** start of WORKING DATA **

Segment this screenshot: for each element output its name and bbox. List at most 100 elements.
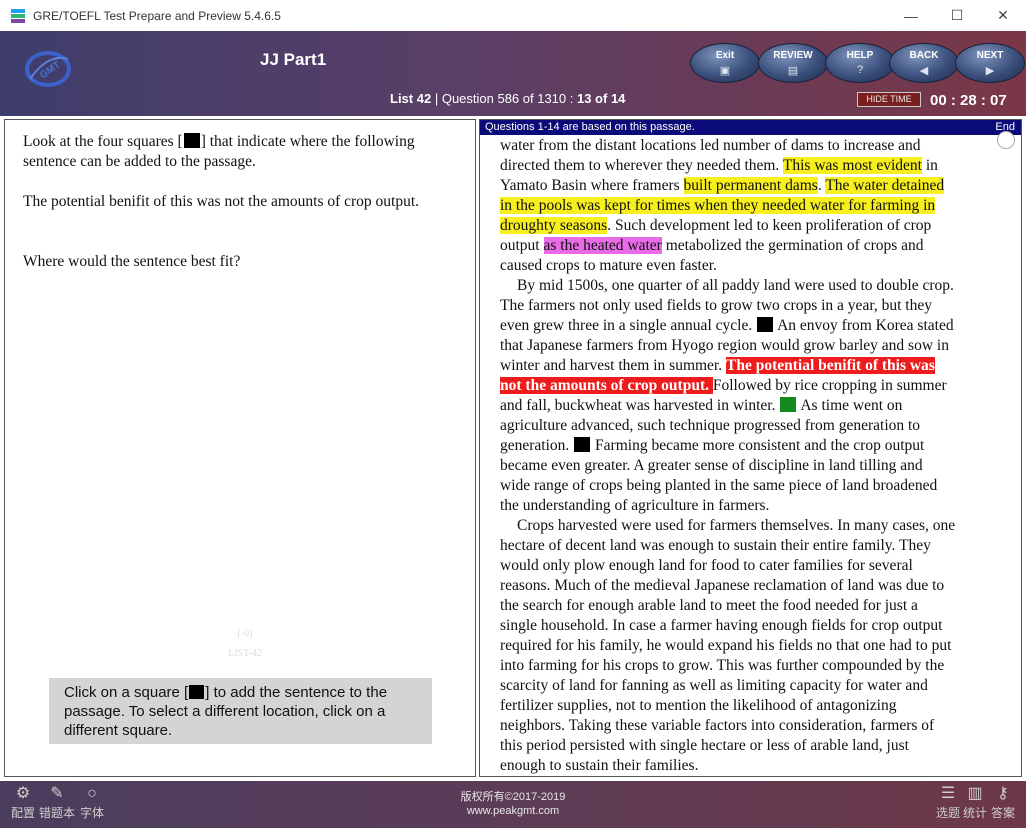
passage-line: metabolized the germination of crops and <box>661 237 924 254</box>
insert-sentence: The potential benifit of this was not th… <box>23 193 420 210</box>
passage-line: By mid 1500s, one quarter of all paddy l… <box>517 277 954 294</box>
question-panel: Look at the four squares [] that indicat… <box>4 119 476 777</box>
passage-text: water from the distant locations led num… <box>500 136 1005 776</box>
highlight-yellow: in the pools was kept for times when the… <box>500 197 936 214</box>
watermark-index: [-0] <box>237 628 253 639</box>
back-button-label: BACK <box>909 50 939 61</box>
passage-line: Yamato Basin where framers <box>500 177 684 194</box>
passage-line: Farming became more consistent and the c… <box>591 437 925 454</box>
passage-line: As time went on <box>797 397 903 414</box>
highlight-pink: as the heated water <box>543 237 662 254</box>
help-icon: ? <box>856 64 864 76</box>
passage-line: this period persisted with single hectar… <box>500 737 909 754</box>
passage-line: The farmers not only used fields to grow… <box>500 297 932 314</box>
review-button-label: REVIEW <box>773 50 813 61</box>
square-marker-icon <box>183 133 200 148</box>
passage-line: required for his family, he would expand… <box>500 637 952 654</box>
timer: 00 : 28 : 07 <box>930 92 1007 109</box>
passage-line: wide range of crops being planted in the… <box>500 477 938 494</box>
question-info: List 42 | Question 586 of 1310 : 13 of 1… <box>390 91 625 106</box>
passage-header-text: Questions 1-14 are based on this passage… <box>485 121 695 133</box>
answer-label: 答案 <box>990 806 1015 820</box>
insert-square-3-selected[interactable] <box>780 397 797 412</box>
test-header: GMT JJ Part1 Exit ▣ REVIEW ▤ HELP ? BACK… <box>0 31 1026 116</box>
passage-line: enough to sustain their families. <box>500 757 699 774</box>
highlight-yellow: droughty seasons <box>500 217 608 234</box>
review-button[interactable]: REVIEW ▤ <box>758 43 828 83</box>
instruction-box: Click on a square [] to add the sentence… <box>49 678 432 744</box>
maximize-button[interactable]: ☐ <box>934 0 980 31</box>
passage-line: Followed by rice cropping in summer <box>712 377 947 394</box>
hide-time-button[interactable]: HIDE TIME <box>857 92 921 107</box>
passage-line: the understanding of agriculture in farm… <box>500 497 770 514</box>
passage-line: in <box>921 157 938 174</box>
help-button[interactable]: HELP ? <box>825 43 895 83</box>
question-intro-text-1: Look at the four squares [ <box>23 133 183 150</box>
app-icon <box>11 8 25 23</box>
passage-header: Questions 1-14 are based on this passage… <box>480 120 1021 135</box>
passage-line: single household. In case a farmer havin… <box>500 617 943 634</box>
passage-line: became even greater. A greater sense of … <box>500 457 923 474</box>
passage-line: fertilizer supplies, not to mention the … <box>500 697 897 714</box>
passage-line: agriculture advanced, such technique pro… <box>500 417 921 434</box>
window-title-bar: GRE/TOEFL Test Prepare and Preview 5.4.6… <box>0 0 1026 31</box>
question-intro: Look at the four squares [] that indicat… <box>23 132 463 172</box>
passage-line: output <box>500 237 544 254</box>
close-button[interactable]: ✕ <box>980 0 1026 31</box>
passage-line: hectare of decent land was enough to sus… <box>500 537 931 554</box>
passage-panel[interactable]: Questions 1-14 are based on this passage… <box>479 119 1022 777</box>
question-label: Question 586 of 1310 : <box>441 91 577 106</box>
watermark-list: LIST-42 <box>228 648 262 659</box>
minimize-button[interactable]: — <box>888 0 934 31</box>
inserted-sentence: not the amounts of crop output. <box>500 377 713 394</box>
key-icon: ⚷ <box>997 785 1009 802</box>
footer-bar: ⚙ 配置 ✎ 错题本 ○ 字体 版权所有©2017-2019 www.peakg… <box>0 781 1026 828</box>
exit-button[interactable]: Exit ▣ <box>690 43 760 83</box>
exit-icon: ▣ <box>719 65 731 77</box>
next-button[interactable]: NEXT ▶ <box>955 43 1025 83</box>
passage-line: scarcity of land for fanning as well as … <box>500 677 928 694</box>
section-title: JJ Part1 <box>260 50 327 69</box>
info-separator: | <box>434 91 439 106</box>
copyright-text: 版权所有©2017-2019 <box>460 791 566 803</box>
question-prompt: Where would the sentence best fit? <box>23 253 241 270</box>
list-label: List 42 <box>390 91 432 106</box>
help-button-label: HELP <box>846 50 874 61</box>
insert-square-1[interactable] <box>757 317 774 332</box>
review-icon: ▤ <box>787 65 799 77</box>
highlight-yellow: built permanent dams <box>683 177 818 194</box>
instruction-text-1: Click on a square [ <box>64 684 189 701</box>
passage-line: into farming for his crops to grow. This… <box>500 657 945 674</box>
insert-square-4[interactable] <box>574 437 591 452</box>
passage-line: caused crops to mature even faster. <box>500 257 717 274</box>
square-marker-icon <box>189 685 205 699</box>
back-button[interactable]: BACK ◀ <box>889 43 959 83</box>
passage-line: . Such development led to keen prolifera… <box>607 217 932 234</box>
passage-line: Crops harvested were used for farmers th… <box>517 517 956 534</box>
highlight-yellow: The water detained <box>825 177 945 194</box>
passage-line: reasons. Much of the medieval Japanese r… <box>500 577 945 594</box>
passage-line: An envoy from Korea stated <box>774 317 954 334</box>
passage-line: neighbors. Taking these variable factors… <box>500 717 935 734</box>
inserted-sentence: The potential benifit of this was <box>726 357 935 374</box>
passage-line: directed them to wherever they needed th… <box>500 157 783 174</box>
next-button-label: NEXT <box>976 50 1004 61</box>
copyright: 版权所有©2017-2019 www.peakgmt.com <box>0 790 1026 818</box>
passage-line: the search for enough arable land to mee… <box>500 597 918 614</box>
passage-line: generation. <box>500 437 574 454</box>
passage-line: water from the distant locations led num… <box>500 137 921 154</box>
answer-button[interactable]: ⚷ 答案 <box>983 784 1023 821</box>
question-progress: 13 of 14 <box>576 91 626 106</box>
website-link[interactable]: www.peakgmt.com <box>0 804 1026 818</box>
window-title: GRE/TOEFL Test Prepare and Preview 5.4.6… <box>33 8 281 23</box>
exit-button-label: Exit <box>715 50 735 61</box>
gmt-logo-icon: GMT <box>25 51 71 87</box>
passage-line: even grew three in a single annual cycle… <box>500 317 757 334</box>
back-arrow-icon: ◀ <box>919 65 929 77</box>
passage-line: winter and harvest them in summer. <box>500 357 726 374</box>
passage-line: would only plow enough land for food to … <box>500 557 913 574</box>
passage-line: and fall, buckwheat was harvested in win… <box>500 397 780 414</box>
passage-line: that Japanese farmers from Hyogo region … <box>500 337 949 354</box>
next-arrow-icon: ▶ <box>985 65 995 77</box>
highlight-yellow: This was most evident <box>782 157 922 174</box>
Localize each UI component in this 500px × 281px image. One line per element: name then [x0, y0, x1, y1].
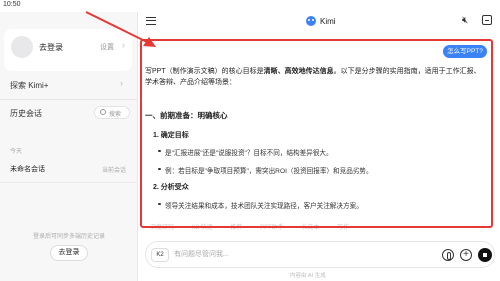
message-composer: K2 有问题尽管问我... +	[145, 241, 495, 268]
divider	[0, 99, 138, 100]
sidebar: 去登录 设置 › 探索 Kimi+ › 历史会话 搜索 今天 未命名会话 当前会…	[0, 12, 138, 281]
history-item-title[interactable]: 未命名会话	[10, 164, 45, 174]
status-time: 10:50	[3, 1, 21, 8]
status-bar: 10:50	[0, 0, 500, 12]
chevron-right-icon: ›	[120, 78, 123, 88]
model-chip[interactable]: K2	[151, 248, 169, 262]
kimi-logo-icon	[306, 16, 316, 26]
login-button[interactable]: 去登录	[50, 245, 88, 261]
search-label: 搜索	[109, 112, 122, 118]
divider	[0, 182, 138, 183]
user-card[interactable]: 去登录 设置 ›	[4, 29, 132, 71]
annotation-highlight-box	[140, 39, 493, 228]
chevron-right-icon: ›	[122, 40, 125, 50]
history-search-button[interactable]: 搜索	[94, 106, 130, 119]
history-title: 历史会话	[10, 109, 42, 118]
app-title: Kimi	[320, 17, 336, 26]
avatar	[11, 36, 33, 58]
explore-kimi-plus[interactable]: 探索 Kimi+	[10, 80, 48, 91]
settings-link[interactable]: 设置	[100, 42, 114, 52]
footer-note: 内容由 AI 生成	[290, 273, 326, 279]
login-link[interactable]: 去登录	[39, 42, 63, 53]
new-chat-icon[interactable]	[482, 15, 492, 25]
history-item-status: 当前会话	[102, 168, 127, 174]
send-button[interactable]	[478, 248, 492, 262]
plus-icon[interactable]: +	[460, 249, 472, 261]
menu-icon[interactable]	[146, 17, 156, 25]
login-hint: 登录后可同步多端历史记录	[32, 234, 105, 240]
search-icon	[100, 109, 106, 115]
attachment-icon[interactable]	[442, 249, 454, 261]
today-label: 今天	[10, 149, 23, 155]
message-input[interactable]: 有问题尽管问我...	[174, 249, 229, 259]
speaker-mute-icon[interactable]: 🔇︎	[462, 15, 468, 26]
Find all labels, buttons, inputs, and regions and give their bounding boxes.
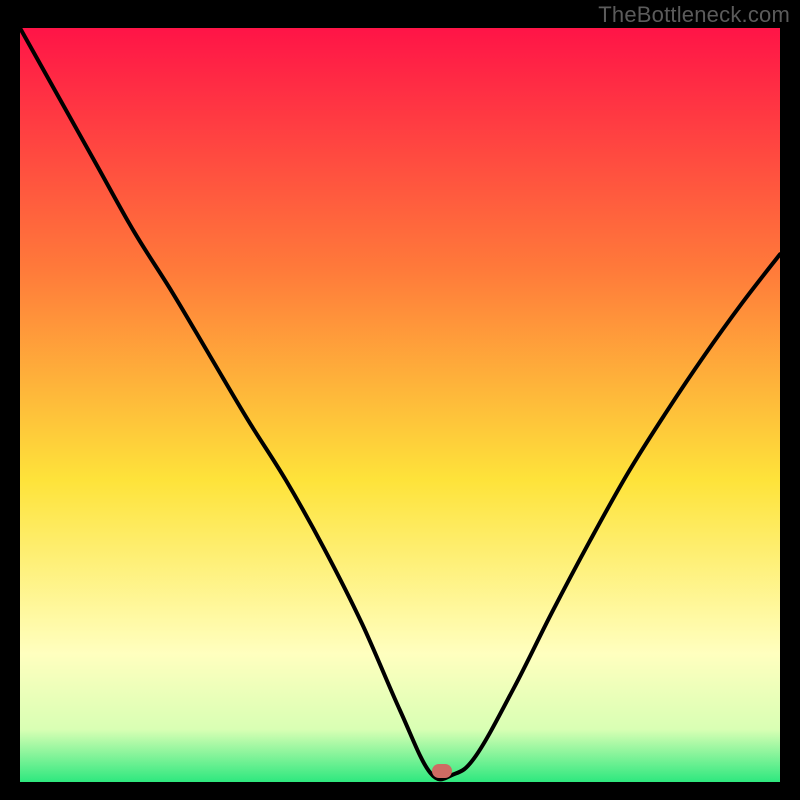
- chart-stage: TheBottleneck.com: [0, 0, 800, 800]
- plot-area: [20, 28, 780, 782]
- bottleneck-curve-chart: [20, 28, 780, 782]
- minimum-marker: [432, 764, 452, 778]
- watermark-label: TheBottleneck.com: [598, 2, 790, 28]
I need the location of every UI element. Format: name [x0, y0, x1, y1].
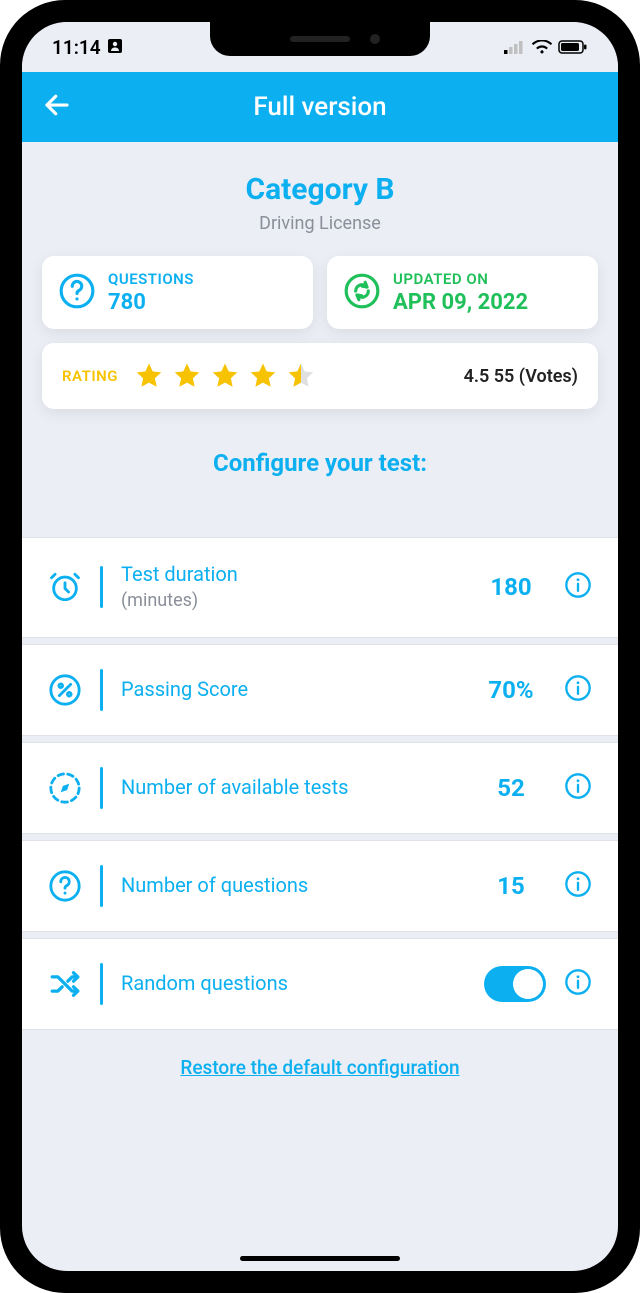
restore-default-link[interactable]: Restore the default configuration [42, 1056, 598, 1079]
duration-label: Test duration (minutes) [121, 562, 458, 613]
refresh-circle-icon [343, 272, 381, 314]
clock-icon [48, 570, 82, 604]
configure-title: Configure your test: [42, 449, 598, 477]
cellular-icon [504, 36, 526, 59]
star-icon [210, 361, 240, 391]
passing-label: Passing Score [121, 677, 458, 702]
content-area: Category B Driving License QUESTIONS 780 [22, 142, 618, 1079]
info-icon[interactable] [564, 772, 592, 804]
info-icon[interactable] [564, 968, 592, 1000]
random-label: Random questions [121, 971, 466, 996]
category-subtitle: Driving License [42, 213, 598, 234]
rating-card: RATING 4.5 55 (Votes) [42, 343, 598, 409]
duration-label-sub: (minutes) [121, 590, 198, 611]
updated-value: APR 09, 2022 [393, 290, 528, 315]
questions-row-value: 15 [476, 872, 546, 900]
questions-label: QUESTIONS [108, 270, 194, 288]
speaker-slot [290, 36, 350, 42]
divider [100, 767, 103, 809]
passing-value: 70% [476, 676, 546, 704]
person-card-icon [107, 36, 123, 59]
info-cards-row: QUESTIONS 780 UPDATED ON APR 09, 2022 [42, 256, 598, 329]
duration-label-main: Test duration [121, 562, 238, 586]
home-indicator[interactable] [240, 1256, 400, 1261]
questions-value: 780 [108, 290, 194, 315]
back-arrow-icon[interactable] [42, 90, 72, 124]
tests-value: 52 [476, 774, 546, 802]
config-row-questions[interactable]: Number of questions 15 [22, 840, 618, 932]
front-camera [370, 34, 380, 44]
header-title: Full version [253, 92, 386, 122]
star-icon [172, 361, 202, 391]
rating-stars [134, 361, 448, 391]
config-row-passing[interactable]: Passing Score 70% [22, 644, 618, 736]
info-icon[interactable] [564, 870, 592, 902]
phone-frame: 11:14 Full version [0, 0, 640, 1293]
updated-label: UPDATED ON [393, 270, 528, 288]
star-icon [134, 361, 164, 391]
questions-row-label: Number of questions [121, 873, 458, 898]
question-circle-icon [58, 272, 96, 314]
rating-text: 4.5 55 (Votes) [464, 366, 578, 387]
divider [100, 865, 103, 907]
info-icon[interactable] [564, 674, 592, 706]
status-time: 11:14 [52, 36, 101, 59]
question-circle-icon [48, 869, 82, 903]
star-half-icon [286, 361, 316, 391]
status-left: 11:14 [52, 36, 123, 59]
notch [210, 22, 430, 56]
category-title: Category B [42, 172, 598, 207]
info-icon[interactable] [564, 571, 592, 603]
config-list: Test duration (minutes) 180 Passing Scor… [22, 537, 618, 1030]
compass-dashed-icon [48, 771, 82, 805]
toggle-knob [513, 969, 543, 999]
divider [100, 963, 103, 1005]
duration-value: 180 [476, 573, 546, 601]
config-row-random[interactable]: Random questions [22, 938, 618, 1030]
random-toggle[interactable] [484, 966, 546, 1002]
status-right [504, 36, 588, 59]
wifi-icon [532, 36, 552, 59]
percent-circle-icon [48, 673, 82, 707]
config-row-tests[interactable]: Number of available tests 52 [22, 742, 618, 834]
tests-label: Number of available tests [121, 775, 458, 800]
config-row-duration[interactable]: Test duration (minutes) 180 [22, 537, 618, 638]
star-icon [248, 361, 278, 391]
questions-card: QUESTIONS 780 [42, 256, 313, 329]
app-header: Full version [22, 72, 618, 142]
screen: 11:14 Full version [22, 22, 618, 1271]
rating-label: RATING [62, 367, 118, 385]
divider [100, 566, 103, 608]
divider [100, 669, 103, 711]
updated-card: UPDATED ON APR 09, 2022 [327, 256, 598, 329]
battery-icon [558, 36, 588, 59]
shuffle-icon [48, 967, 82, 1001]
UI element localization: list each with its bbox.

** end of WORKING DATA **

- [TASK INSTRUCTIONS]:
Turn the stretch of rows above, from the line containing "- chart-stage: TheBottleneck.com: [0, 0, 800, 800]" through the line containing "I need the location", into a JSON list of strings with one string per line.

- [EXERCISE RESULT]:
[
  "- chart-stage: TheBottleneck.com: [0, 0, 800, 800]",
  "- plot-area: [20, 28, 780, 782]",
  "- bottleneck-curve-chart: [20, 28, 780, 782]",
  "- minimum-marker: [432, 764, 452, 778]",
  "- watermark-label: TheBottleneck.com: [598, 2, 790, 28]",
  "I need the location of every UI element. Format: name [x0, y0, x1, y1]."
]